• Challenge: Would you transcribe the listing that follows, character for character, and omit its images?

• Provided material:
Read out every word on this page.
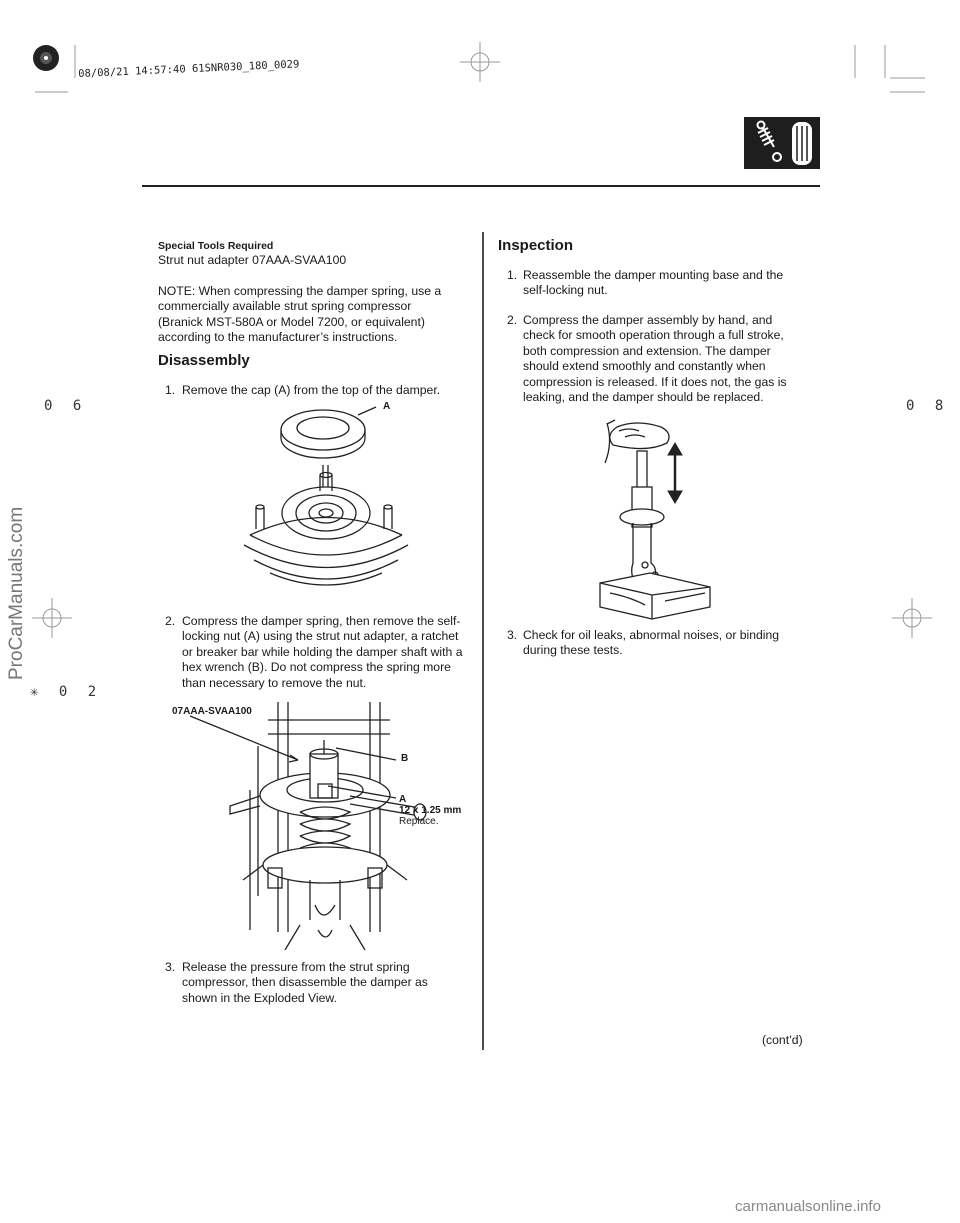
08/08/21 14:57:40 61SNR030_180_0029
0 6	0 8
✳ 0 2
ProCarManuals.com
Special Tools Required
Strut nut adapter 07AAA-SVAA100
NOTE: When compressing the damper spring, use a commercially available strut spring compressor (Branick MST-580A or Model 7200, or equivalent) according to the manufacturer’s instructions.
Disassembly
1. Remove the cap (A) from the top of the damper.
A
2. Compress the damper spring, then remove the self-locking nut (A) using the strut nut adapter, a ratchet or breaker bar while holding the damper shaft with a hex wrench (B). Do not compress the spring more than necessary to remove the nut.
07AAA-SVAA100
B
A
12 x 1.25 mm
Replace.
3. Release the pressure from the strut spring compressor, then disassemble the damper as shown in the Exploded View.
Inspection
1. Reassemble the damper mounting base and the self-locking nut.
2. Compress the damper assembly by hand, and check for smooth operation through a full stroke, both compression and extension. The damper should extend smoothly and constantly when compression is released. If it does not, the gas is leaking, and the damper should be replaced.
3. Check for oil leaks, abnormal noises, or binding during these tests.
(cont’d)
carmanualsonline.info
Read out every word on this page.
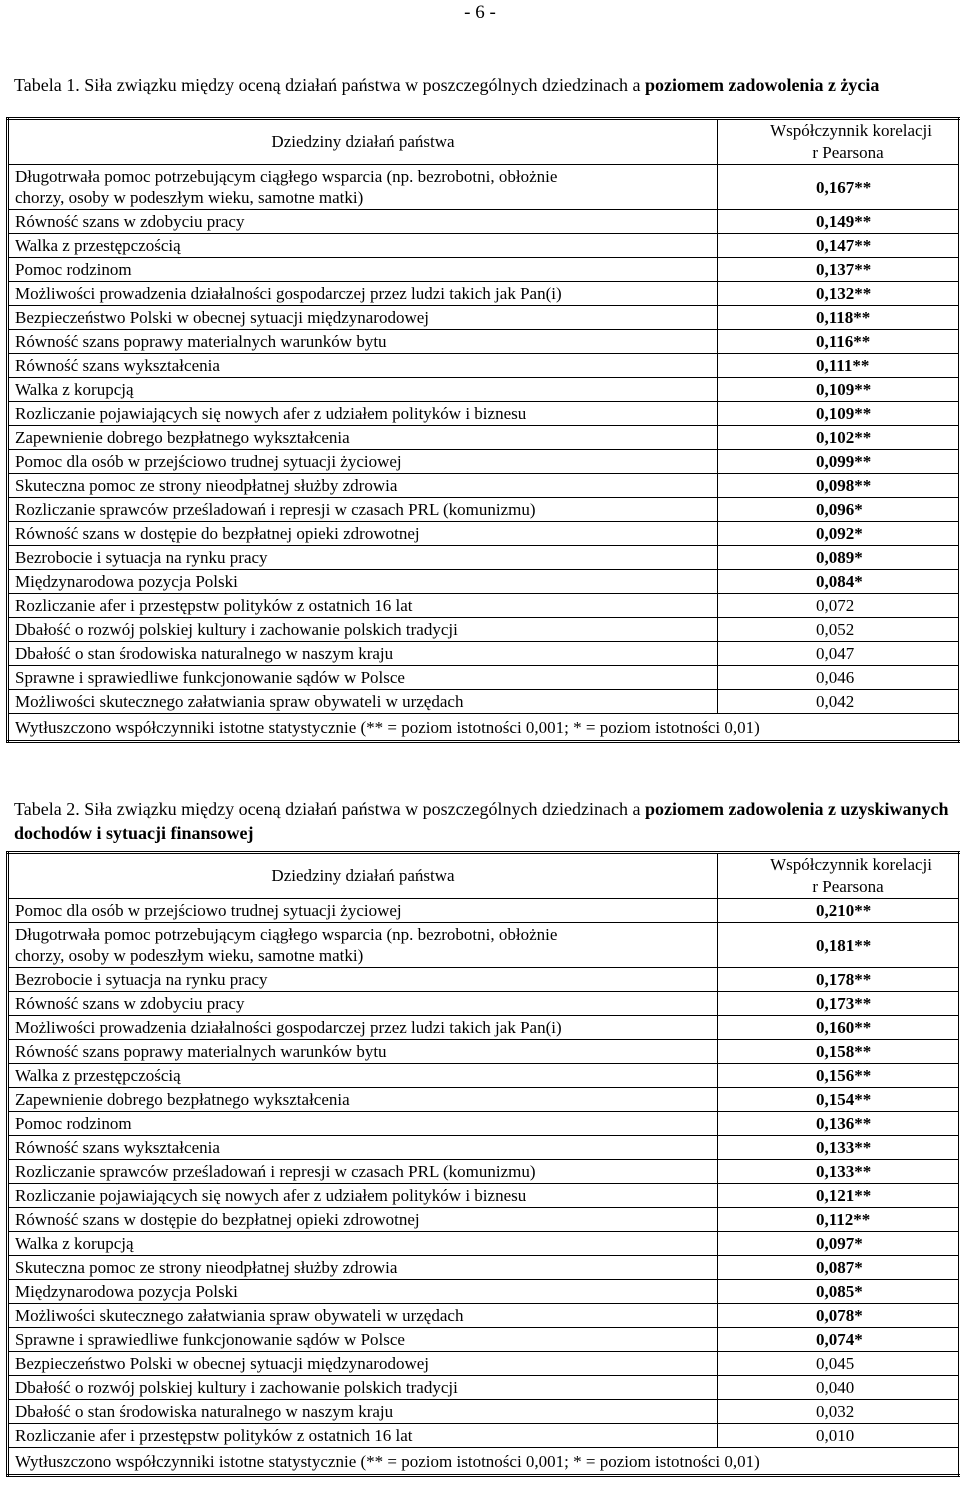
- 6 -
Tabela 1. Siła związku między oceną działań państwa w poszczególnych dziedzinach a poziomem zadowolenia z życia
Dziedziny działań państwa	Współczynnik korelacji
r Pearsona

Długotrwała pomoc potrzebującym ciągłego wsparcia (np. bezrobotni, obłożnie
chorzy, osoby w podeszłym wieku, samotne matki)	0,167**
Równość szans w zdobyciu pracy	0,149**
Walka z przestępczością	0,147**
Pomoc rodzinom	0,137**
Możliwości prowadzenia działalności gospodarczej przez ludzi takich jak Pan(i)	0,132**
Bezpieczeństwo Polski w obecnej sytuacji międzynarodowej	0,118**
Równość szans poprawy materialnych warunków bytu	0,116**
Równość szans wykształcenia	0,111**
Walka z korupcją	0,109**
Rozliczanie pojawiających się nowych afer z udziałem polityków i biznesu	0,109**
Zapewnienie dobrego bezpłatnego wykształcenia	0,102**
Pomoc dla osób w przejściowo trudnej sytuacji życiowej	0,099**
Skuteczna pomoc ze strony nieodpłatnej służby zdrowia	0,098**
Rozliczanie sprawców prześladowań i represji w czasach PRL (komunizmu)	0,096*
Równość szans w dostępie do bezpłatnej opieki zdrowotnej	0,092*
Bezrobocie i sytuacja na rynku pracy	0,089*
Międzynarodowa pozycja Polski	0,084*
Rozliczanie afer i przestępstw polityków z ostatnich 16 lat	0,072
Dbałość o rozwój polskiej kultury i zachowanie polskich tradycji	0,052
Dbałość o stan środowiska naturalnego w naszym kraju	0,047
Sprawne i sprawiedliwe funkcjonowanie sądów w Polsce	0,046
Możliwości skutecznego załatwiania spraw obywateli w urzędach	0,042
Wytłuszczono współczynniki istotne statystycznie (** = poziom istotności 0,001; * = poziom istotności 0,01)	
Tabela 2. Siła związku między oceną działań państwa w poszczególnych dziedzinach a poziomem zadowolenia z uzyskiwanych dochodów i sytuacji finansowej
Dziedziny działań państwa	Współczynnik korelacji
r Pearsona

Pomoc dla osób w przejściowo trudnej sytuacji życiowej	0,210**
Długotrwała pomoc potrzebującym ciągłego wsparcia (np. bezrobotni, obłożnie
chorzy, osoby w podeszłym wieku, samotne matki)	0,181**
Bezrobocie i sytuacja na rynku pracy	0,178**
Równość szans w zdobyciu pracy	0,173**
Możliwości prowadzenia działalności gospodarczej przez ludzi takich jak Pan(i)	0,160**
Równość szans poprawy materialnych warunków bytu	0,158**
Walka z przestępczością	0,156**
Zapewnienie dobrego bezpłatnego wykształcenia	0,154**
Pomoc rodzinom	0,136**
Równość szans wykształcenia	0,133**
Rozliczanie sprawców prześladowań i represji w czasach PRL (komunizmu)	0,133**
Rozliczanie pojawiających się nowych afer z udziałem polityków i biznesu	0,121**
Równość szans w dostępie do bezpłatnej opieki zdrowotnej	0,112**
Walka z korupcją	0,097*
Skuteczna pomoc ze strony nieodpłatnej służby zdrowia	0,087*
Międzynarodowa pozycja Polski	0,085*
Możliwości skutecznego załatwiania spraw obywateli w urzędach	0,078*
Sprawne i sprawiedliwe funkcjonowanie sądów w Polsce	0,074*
Bezpieczeństwo Polski w obecnej sytuacji międzynarodowej	0,045
Dbałość o rozwój polskiej kultury i zachowanie polskich tradycji	0,040
Dbałość o stan środowiska naturalnego w naszym kraju	0,032
Rozliczanie afer i przestępstw polityków z ostatnich 16 lat	0,010
Wytłuszczono współczynniki istotne statystycznie (** = poziom istotności 0,001; * = poziom istotności 0,01)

• Expected answer:
Read out every word on this page.
08/08/21 14:57:40 61SNR030_180_0029
0 6	0 8
✳ 0 2
ProCarManuals.com
Special Tools Required
Strut nut adapter 07AAA-SVAA100
NOTE: When compressing the damper spring, use a commercially available strut spring compressor (Branick MST-580A or Model 7200, or equivalent) according to the manufacturer’s instructions.
Disassembly
1. Remove the cap (A) from the top of the damper.
A
2. Compress the damper spring, then remove the self-locking nut (A) using the strut nut adapter, a ratchet or breaker bar while holding the damper shaft with a hex wrench (B). Do not compress the spring more than necessary to remove the nut.
07AAA-SVAA100
B
A
12 x 1.25 mm
Replace.
3. Release the pressure from the strut spring compressor, then disassemble the damper as shown in the Exploded View.
Inspection
1. Reassemble the damper mounting base and the self-locking nut.
2. Compress the damper assembly by hand, and check for smooth operation through a full stroke, both compression and extension. The damper should extend smoothly and constantly when compression is released. If it does not, the gas is leaking, and the damper should be replaced.
3. Check for oil leaks, abnormal noises, or binding during these tests.
(cont’d)
carmanualsonline.info
Read out every word on this page.
- 6 -
Tabela 1. Siła związku między oceną działań państwa w poszczególnych dziedzinach a poziomem zadowolenia z życia
Dziedziny działań państwa	Współczynnik korelacji
r Pearsona

Długotrwała pomoc potrzebującym ciągłego wsparcia (np. bezrobotni, obłożnie
chorzy, osoby w podeszłym wieku, samotne matki)	0,167**
Równość szans w zdobyciu pracy	0,149**
Walka z przestępczością	0,147**
Pomoc rodzinom	0,137**
Możliwości prowadzenia działalności gospodarczej przez ludzi takich jak Pan(i)	0,132**
Bezpieczeństwo Polski w obecnej sytuacji międzynarodowej	0,118**
Równość szans poprawy materialnych warunków bytu	0,116**
Równość szans wykształcenia	0,111**
Walka z korupcją	0,109**
Rozliczanie pojawiających się nowych afer z udziałem polityków i biznesu	0,109**
Zapewnienie dobrego bezpłatnego wykształcenia	0,102**
Pomoc dla osób w przejściowo trudnej sytuacji życiowej	0,099**
Skuteczna pomoc ze strony nieodpłatnej służby zdrowia	0,098**
Rozliczanie sprawców prześladowań i represji w czasach PRL (komunizmu)	0,096*
Równość szans w dostępie do bezpłatnej opieki zdrowotnej	0,092*
Bezrobocie i sytuacja na rynku pracy	0,089*
Międzynarodowa pozycja Polski	0,084*
Rozliczanie afer i przestępstw polityków z ostatnich 16 lat	0,072
Dbałość o rozwój polskiej kultury i zachowanie polskich tradycji	0,052
Dbałość o stan środowiska naturalnego w naszym kraju	0,047
Sprawne i sprawiedliwe funkcjonowanie sądów w Polsce	0,046
Możliwości skutecznego załatwiania spraw obywateli w urzędach	0,042
Wytłuszczono współczynniki istotne statystycznie (** = poziom istotności 0,001; * = poziom istotności 0,01)	
Tabela 2. Siła związku między oceną działań państwa w poszczególnych dziedzinach a poziomem zadowolenia z uzyskiwanych dochodów i sytuacji finansowej
Dziedziny działań państwa	Współczynnik korelacji
r Pearsona

Pomoc dla osób w przejściowo trudnej sytuacji życiowej	0,210**
Długotrwała pomoc potrzebującym ciągłego wsparcia (np. bezrobotni, obłożnie
chorzy, osoby w podeszłym wieku, samotne matki)	0,181**
Bezrobocie i sytuacja na rynku pracy	0,178**
Równość szans w zdobyciu pracy	0,173**
Możliwości prowadzenia działalności gospodarczej przez ludzi takich jak Pan(i)	0,160**
Równość szans poprawy materialnych warunków bytu	0,158**
Walka z przestępczością	0,156**
Zapewnienie dobrego bezpłatnego wykształcenia	0,154**
Pomoc rodzinom	0,136**
Równość szans wykształcenia	0,133**
Rozliczanie sprawców prześladowań i represji w czasach PRL (komunizmu)	0,133**
Rozliczanie pojawiających się nowych afer z udziałem polityków i biznesu	0,121**
Równość szans w dostępie do bezpłatnej opieki zdrowotnej	0,112**
Walka z korupcją	0,097*
Skuteczna pomoc ze strony nieodpłatnej służby zdrowia	0,087*
Międzynarodowa pozycja Polski	0,085*
Możliwości skutecznego załatwiania spraw obywateli w urzędach	0,078*
Sprawne i sprawiedliwe funkcjonowanie sądów w Polsce	0,074*
Bezpieczeństwo Polski w obecnej sytuacji międzynarodowej	0,045
Dbałość o rozwój polskiej kultury i zachowanie polskich tradycji	0,040
Dbałość o stan środowiska naturalnego w naszym kraju	0,032
Rozliczanie afer i przestępstw polityków z ostatnich 16 lat	0,010
Wytłuszczono współczynniki istotne statystycznie (** = poziom istotności 0,001; * = poziom istotności 0,01)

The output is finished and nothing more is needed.